→ THE REQUEST: Revise the lines from the first one up to and including the line with "warehouse-keeper-label: 仓 管", putting "form-title" in place of "document-title" and leaving everything else the same. Return only those lines.

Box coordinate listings
******************************
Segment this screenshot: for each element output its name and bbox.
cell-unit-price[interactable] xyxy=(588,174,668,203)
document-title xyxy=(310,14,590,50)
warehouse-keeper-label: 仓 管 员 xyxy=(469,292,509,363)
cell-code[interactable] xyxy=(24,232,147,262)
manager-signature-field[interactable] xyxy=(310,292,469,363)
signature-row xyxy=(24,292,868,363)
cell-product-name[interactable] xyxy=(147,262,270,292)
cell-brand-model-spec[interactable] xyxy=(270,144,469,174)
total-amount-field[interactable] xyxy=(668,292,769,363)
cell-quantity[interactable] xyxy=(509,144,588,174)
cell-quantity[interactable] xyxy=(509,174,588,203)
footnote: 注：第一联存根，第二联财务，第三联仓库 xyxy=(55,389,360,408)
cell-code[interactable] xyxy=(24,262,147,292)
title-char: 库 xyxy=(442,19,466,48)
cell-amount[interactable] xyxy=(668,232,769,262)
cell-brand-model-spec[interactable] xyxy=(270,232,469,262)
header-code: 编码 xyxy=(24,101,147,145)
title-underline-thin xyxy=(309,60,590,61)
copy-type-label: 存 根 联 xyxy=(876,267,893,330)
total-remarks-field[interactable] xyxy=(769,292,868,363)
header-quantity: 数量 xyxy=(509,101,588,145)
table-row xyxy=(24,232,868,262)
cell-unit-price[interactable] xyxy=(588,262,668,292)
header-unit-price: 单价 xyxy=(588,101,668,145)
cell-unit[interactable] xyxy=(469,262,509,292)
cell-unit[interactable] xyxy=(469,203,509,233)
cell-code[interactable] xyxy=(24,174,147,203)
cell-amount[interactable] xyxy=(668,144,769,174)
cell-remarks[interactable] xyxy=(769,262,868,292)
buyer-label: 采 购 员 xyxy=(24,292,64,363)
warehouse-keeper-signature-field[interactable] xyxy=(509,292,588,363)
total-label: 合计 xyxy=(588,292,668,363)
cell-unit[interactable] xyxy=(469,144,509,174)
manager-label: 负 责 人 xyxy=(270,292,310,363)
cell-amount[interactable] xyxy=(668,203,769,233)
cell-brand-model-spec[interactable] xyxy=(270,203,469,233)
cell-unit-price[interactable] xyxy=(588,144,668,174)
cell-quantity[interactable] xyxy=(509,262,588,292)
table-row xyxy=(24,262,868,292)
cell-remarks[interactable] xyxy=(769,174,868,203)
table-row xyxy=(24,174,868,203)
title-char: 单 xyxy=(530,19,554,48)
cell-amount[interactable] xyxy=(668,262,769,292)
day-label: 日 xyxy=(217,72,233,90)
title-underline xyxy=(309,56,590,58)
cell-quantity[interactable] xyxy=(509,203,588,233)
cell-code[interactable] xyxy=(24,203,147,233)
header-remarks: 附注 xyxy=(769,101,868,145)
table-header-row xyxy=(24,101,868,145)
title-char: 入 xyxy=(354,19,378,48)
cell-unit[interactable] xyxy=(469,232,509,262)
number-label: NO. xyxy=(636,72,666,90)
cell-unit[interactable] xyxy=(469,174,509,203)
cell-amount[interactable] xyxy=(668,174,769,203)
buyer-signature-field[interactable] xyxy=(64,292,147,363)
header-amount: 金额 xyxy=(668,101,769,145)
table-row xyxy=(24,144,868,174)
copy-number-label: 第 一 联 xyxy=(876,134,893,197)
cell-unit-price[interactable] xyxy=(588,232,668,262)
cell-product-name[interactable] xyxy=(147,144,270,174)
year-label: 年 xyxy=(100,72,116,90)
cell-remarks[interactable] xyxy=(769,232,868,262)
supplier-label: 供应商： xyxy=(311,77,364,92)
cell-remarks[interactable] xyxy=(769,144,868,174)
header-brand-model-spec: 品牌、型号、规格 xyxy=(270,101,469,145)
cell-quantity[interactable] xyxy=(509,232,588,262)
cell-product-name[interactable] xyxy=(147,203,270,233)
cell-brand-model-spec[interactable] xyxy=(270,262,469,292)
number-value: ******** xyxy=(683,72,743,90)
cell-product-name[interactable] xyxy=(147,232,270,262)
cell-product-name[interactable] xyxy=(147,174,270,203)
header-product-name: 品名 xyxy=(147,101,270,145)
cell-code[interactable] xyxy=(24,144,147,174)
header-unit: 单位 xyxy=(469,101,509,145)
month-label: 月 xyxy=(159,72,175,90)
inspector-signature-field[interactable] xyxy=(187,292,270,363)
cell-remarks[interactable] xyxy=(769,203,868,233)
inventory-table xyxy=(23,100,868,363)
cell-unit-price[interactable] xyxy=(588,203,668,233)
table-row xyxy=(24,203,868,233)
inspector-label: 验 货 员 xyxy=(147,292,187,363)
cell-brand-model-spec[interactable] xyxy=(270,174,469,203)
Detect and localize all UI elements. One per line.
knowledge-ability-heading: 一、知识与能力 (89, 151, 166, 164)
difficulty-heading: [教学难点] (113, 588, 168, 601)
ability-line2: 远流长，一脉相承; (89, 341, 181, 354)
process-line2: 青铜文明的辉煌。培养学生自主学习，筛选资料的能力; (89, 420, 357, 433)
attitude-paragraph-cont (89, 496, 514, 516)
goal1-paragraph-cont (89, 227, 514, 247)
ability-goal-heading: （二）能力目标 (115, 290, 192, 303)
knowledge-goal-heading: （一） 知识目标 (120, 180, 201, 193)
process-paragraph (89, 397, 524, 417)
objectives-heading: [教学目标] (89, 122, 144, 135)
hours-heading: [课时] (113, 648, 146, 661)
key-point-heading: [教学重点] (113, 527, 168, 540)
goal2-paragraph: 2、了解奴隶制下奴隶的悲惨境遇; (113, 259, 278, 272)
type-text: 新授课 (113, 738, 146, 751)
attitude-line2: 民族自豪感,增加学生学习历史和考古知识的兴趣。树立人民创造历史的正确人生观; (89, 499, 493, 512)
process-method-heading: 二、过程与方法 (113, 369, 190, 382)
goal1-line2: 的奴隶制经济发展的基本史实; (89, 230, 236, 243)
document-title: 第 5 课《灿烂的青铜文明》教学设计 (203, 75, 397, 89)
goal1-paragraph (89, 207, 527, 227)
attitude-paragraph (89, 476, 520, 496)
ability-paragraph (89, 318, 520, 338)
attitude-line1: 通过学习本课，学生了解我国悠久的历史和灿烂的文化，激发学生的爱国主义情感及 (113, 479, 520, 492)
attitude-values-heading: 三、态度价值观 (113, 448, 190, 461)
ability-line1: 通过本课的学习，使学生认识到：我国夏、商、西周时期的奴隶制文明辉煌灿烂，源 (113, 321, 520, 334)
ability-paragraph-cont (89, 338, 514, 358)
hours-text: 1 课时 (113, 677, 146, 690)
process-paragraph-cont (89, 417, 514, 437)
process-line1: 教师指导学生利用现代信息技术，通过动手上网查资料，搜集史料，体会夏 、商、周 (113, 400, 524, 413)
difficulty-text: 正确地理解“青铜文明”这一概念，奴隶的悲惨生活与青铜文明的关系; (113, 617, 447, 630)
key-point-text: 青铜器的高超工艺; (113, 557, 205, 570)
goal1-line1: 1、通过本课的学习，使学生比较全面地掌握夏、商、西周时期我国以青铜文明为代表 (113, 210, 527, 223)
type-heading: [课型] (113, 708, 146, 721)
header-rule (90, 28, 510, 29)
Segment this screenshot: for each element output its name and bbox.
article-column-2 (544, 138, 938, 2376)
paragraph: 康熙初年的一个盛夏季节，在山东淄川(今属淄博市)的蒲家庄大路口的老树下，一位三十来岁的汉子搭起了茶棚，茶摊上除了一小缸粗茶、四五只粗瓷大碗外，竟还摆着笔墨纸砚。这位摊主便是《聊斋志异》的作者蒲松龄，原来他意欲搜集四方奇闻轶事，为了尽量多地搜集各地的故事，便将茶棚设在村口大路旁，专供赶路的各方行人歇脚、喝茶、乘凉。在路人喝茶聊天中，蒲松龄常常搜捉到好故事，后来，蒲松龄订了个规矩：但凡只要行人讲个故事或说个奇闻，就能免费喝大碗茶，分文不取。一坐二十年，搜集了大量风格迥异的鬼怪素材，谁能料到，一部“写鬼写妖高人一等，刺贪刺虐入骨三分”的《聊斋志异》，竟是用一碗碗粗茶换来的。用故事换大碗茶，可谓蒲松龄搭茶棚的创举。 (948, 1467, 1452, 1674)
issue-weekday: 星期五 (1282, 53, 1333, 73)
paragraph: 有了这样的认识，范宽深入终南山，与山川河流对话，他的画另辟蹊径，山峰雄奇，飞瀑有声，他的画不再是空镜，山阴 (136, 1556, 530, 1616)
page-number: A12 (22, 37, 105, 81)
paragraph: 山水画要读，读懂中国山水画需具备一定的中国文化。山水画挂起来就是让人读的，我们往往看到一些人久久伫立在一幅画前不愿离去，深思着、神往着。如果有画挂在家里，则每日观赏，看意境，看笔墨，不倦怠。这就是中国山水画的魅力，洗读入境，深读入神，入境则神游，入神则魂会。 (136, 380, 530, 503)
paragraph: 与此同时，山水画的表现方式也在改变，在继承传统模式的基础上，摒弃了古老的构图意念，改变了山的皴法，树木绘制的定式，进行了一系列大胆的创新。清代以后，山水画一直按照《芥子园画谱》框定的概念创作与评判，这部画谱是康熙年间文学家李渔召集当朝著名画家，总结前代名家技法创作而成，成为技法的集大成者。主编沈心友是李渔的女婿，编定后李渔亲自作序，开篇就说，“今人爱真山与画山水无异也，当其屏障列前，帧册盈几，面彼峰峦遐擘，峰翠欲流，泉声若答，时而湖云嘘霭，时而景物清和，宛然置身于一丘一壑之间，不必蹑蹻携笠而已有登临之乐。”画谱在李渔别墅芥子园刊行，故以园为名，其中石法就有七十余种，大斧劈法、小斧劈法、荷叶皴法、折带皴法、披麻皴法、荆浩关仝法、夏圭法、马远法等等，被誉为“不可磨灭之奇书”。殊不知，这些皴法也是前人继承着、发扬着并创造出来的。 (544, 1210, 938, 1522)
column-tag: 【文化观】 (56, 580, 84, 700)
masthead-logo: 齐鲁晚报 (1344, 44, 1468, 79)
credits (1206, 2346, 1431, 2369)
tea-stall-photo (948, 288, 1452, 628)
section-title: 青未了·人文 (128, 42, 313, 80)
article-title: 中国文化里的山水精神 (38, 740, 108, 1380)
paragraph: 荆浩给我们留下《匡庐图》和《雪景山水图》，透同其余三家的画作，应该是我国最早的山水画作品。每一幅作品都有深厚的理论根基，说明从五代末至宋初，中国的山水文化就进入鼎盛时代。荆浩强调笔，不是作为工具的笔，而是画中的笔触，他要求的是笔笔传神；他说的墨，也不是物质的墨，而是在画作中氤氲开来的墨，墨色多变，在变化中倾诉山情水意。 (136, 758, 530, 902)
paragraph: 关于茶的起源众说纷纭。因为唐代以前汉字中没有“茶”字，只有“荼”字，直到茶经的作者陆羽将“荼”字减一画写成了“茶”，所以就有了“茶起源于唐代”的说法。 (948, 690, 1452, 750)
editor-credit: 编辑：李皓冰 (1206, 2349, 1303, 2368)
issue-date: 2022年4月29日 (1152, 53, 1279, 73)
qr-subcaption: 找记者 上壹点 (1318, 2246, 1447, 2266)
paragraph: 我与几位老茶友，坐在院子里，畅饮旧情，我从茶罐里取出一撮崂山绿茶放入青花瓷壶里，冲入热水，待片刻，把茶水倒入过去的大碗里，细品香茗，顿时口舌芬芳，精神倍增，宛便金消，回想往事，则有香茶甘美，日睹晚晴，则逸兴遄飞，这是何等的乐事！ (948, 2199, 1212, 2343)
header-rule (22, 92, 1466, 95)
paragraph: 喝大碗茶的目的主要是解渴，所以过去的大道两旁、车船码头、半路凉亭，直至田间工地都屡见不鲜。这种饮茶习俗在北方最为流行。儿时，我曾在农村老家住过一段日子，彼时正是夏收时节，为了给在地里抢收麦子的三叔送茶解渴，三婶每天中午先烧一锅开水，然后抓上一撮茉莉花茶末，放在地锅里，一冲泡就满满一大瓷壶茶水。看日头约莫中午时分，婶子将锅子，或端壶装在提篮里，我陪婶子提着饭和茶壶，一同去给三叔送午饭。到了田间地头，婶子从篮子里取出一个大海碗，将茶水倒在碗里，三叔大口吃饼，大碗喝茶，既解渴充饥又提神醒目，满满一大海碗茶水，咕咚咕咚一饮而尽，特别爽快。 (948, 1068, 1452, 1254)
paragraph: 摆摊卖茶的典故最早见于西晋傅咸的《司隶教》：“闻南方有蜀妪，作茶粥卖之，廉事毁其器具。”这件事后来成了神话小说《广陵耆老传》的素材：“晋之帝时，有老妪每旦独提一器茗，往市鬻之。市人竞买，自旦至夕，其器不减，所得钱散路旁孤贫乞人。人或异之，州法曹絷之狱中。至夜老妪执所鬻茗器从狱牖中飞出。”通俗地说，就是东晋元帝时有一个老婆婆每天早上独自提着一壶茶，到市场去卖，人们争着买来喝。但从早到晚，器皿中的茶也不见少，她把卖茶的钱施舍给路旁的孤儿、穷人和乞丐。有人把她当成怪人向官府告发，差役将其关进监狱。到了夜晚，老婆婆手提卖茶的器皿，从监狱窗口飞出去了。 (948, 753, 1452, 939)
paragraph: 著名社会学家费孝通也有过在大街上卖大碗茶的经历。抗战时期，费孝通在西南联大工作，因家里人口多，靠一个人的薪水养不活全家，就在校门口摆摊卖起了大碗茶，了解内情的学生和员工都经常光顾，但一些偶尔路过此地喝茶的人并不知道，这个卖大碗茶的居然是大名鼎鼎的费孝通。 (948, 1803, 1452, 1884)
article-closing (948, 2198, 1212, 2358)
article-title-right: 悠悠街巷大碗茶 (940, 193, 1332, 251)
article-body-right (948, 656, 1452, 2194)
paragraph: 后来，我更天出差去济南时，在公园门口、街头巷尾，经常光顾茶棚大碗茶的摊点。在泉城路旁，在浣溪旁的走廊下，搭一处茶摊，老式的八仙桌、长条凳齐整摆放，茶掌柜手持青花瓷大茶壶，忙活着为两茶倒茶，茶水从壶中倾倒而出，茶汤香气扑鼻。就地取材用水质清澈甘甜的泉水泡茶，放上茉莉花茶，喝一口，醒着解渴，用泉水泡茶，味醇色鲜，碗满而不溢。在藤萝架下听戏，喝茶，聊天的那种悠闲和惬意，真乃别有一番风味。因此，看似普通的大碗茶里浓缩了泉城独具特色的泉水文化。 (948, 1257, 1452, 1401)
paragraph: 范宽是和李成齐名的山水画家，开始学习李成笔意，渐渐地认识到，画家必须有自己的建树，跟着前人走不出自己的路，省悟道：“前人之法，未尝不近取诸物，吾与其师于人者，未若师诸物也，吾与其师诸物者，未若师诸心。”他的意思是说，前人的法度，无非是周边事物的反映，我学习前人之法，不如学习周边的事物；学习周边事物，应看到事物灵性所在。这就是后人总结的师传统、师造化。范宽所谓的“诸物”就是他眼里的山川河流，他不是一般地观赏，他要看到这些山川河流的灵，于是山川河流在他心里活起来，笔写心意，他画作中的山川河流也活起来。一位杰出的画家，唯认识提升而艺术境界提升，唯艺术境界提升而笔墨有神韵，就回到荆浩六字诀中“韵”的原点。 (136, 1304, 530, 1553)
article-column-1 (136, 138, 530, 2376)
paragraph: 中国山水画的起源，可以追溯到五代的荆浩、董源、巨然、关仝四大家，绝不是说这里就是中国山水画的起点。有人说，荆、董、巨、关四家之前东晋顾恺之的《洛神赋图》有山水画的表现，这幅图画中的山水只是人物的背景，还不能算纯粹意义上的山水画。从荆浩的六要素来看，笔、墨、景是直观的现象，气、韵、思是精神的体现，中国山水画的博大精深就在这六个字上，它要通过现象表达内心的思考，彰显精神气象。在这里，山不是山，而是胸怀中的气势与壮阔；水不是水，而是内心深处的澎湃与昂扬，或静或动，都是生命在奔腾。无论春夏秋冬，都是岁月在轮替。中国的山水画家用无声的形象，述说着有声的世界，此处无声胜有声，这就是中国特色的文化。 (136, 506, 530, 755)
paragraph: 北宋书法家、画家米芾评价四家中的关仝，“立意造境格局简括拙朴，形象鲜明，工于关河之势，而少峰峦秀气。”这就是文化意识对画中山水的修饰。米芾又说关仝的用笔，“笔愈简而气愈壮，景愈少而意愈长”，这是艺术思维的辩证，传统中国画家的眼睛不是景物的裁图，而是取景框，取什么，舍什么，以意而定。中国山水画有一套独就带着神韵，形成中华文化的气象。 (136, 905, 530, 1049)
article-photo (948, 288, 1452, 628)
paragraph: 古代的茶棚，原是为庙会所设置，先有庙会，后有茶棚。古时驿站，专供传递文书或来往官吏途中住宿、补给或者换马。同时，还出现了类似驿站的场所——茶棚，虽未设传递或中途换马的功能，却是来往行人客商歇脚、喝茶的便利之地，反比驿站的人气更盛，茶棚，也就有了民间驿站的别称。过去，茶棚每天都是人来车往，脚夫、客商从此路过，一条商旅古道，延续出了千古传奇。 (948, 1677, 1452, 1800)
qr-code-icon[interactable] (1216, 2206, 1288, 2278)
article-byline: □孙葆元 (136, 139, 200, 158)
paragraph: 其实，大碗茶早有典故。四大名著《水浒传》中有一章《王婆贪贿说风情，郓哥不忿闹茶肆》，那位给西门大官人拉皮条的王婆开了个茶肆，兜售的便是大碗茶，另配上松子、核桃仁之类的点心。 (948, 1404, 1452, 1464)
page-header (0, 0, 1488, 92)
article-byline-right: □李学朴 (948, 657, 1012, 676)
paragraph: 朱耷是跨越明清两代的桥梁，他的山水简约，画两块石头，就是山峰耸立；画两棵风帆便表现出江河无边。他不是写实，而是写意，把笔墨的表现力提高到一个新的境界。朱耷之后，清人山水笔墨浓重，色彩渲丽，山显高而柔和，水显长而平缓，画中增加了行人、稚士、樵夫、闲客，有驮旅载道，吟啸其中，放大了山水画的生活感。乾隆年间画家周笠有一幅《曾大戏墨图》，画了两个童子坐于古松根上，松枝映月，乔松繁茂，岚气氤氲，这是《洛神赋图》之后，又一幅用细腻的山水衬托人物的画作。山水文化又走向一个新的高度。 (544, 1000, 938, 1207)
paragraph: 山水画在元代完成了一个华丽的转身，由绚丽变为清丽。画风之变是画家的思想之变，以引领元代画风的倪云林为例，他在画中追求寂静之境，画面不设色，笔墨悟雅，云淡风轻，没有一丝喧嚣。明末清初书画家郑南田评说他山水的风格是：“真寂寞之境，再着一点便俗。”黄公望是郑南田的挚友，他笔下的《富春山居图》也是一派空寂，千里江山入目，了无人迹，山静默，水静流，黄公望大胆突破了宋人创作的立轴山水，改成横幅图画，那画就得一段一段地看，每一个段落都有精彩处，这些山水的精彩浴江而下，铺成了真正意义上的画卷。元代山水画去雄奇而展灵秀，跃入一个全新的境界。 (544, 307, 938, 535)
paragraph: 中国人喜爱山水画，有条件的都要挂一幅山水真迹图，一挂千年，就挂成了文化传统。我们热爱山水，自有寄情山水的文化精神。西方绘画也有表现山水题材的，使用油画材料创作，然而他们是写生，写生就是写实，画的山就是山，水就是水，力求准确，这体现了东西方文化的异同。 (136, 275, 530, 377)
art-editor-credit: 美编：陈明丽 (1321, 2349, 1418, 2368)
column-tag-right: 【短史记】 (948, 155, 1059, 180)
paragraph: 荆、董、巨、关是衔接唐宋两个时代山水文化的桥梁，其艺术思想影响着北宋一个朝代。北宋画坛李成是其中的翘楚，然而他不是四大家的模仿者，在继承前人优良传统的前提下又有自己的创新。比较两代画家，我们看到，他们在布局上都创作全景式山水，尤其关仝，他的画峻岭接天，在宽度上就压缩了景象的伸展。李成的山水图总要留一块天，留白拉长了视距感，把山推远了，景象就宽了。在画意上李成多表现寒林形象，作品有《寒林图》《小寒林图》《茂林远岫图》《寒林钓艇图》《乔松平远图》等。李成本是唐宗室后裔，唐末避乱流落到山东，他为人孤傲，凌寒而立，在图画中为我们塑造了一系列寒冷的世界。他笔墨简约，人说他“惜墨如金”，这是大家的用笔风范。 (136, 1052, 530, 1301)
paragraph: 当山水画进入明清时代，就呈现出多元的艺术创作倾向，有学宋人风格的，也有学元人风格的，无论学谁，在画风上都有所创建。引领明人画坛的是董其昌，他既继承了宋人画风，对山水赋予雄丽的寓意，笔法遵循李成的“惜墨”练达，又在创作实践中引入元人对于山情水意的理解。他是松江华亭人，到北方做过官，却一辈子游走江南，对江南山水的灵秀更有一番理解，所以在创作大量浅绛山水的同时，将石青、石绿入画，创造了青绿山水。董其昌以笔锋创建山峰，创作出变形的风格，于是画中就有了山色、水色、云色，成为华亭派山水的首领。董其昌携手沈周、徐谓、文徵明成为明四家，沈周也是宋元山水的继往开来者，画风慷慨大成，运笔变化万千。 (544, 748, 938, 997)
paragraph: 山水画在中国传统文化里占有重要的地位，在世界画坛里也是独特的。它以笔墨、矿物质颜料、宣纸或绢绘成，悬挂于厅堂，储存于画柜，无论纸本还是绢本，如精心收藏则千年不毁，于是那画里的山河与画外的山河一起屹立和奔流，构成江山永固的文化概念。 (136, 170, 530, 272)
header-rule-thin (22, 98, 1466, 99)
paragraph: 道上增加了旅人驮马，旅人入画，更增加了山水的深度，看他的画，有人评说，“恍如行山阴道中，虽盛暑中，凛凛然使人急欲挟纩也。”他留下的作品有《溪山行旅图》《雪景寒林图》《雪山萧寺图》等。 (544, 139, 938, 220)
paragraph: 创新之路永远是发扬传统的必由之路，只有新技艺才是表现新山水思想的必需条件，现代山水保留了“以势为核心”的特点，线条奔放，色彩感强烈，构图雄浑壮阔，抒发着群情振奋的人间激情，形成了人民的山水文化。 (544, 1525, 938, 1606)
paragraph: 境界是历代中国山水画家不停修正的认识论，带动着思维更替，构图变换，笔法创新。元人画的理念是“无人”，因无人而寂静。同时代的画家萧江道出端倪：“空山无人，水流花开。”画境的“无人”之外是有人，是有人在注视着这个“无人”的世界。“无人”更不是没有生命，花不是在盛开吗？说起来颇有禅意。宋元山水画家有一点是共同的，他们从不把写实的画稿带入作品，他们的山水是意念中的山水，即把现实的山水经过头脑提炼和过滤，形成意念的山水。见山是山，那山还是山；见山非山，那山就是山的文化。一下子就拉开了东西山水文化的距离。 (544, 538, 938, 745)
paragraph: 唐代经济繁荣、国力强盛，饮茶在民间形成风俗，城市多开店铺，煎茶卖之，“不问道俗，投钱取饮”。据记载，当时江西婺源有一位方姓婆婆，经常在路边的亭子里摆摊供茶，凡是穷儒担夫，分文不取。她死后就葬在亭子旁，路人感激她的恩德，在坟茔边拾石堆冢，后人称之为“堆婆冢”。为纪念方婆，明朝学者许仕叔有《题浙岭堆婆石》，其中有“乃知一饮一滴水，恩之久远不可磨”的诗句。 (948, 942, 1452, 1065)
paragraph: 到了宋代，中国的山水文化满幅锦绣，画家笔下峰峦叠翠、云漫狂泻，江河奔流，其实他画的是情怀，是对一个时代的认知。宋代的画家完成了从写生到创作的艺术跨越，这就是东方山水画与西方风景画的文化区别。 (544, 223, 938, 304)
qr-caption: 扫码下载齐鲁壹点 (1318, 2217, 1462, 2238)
******************************
→ RESPONSE TO THE TASK:
Segment this screenshot: for each element output its name and bbox.
cell-unit-price[interactable] xyxy=(588,174,668,203)
form-title xyxy=(310,14,590,50)
warehouse-keeper-label: 仓 管 员 xyxy=(469,292,509,363)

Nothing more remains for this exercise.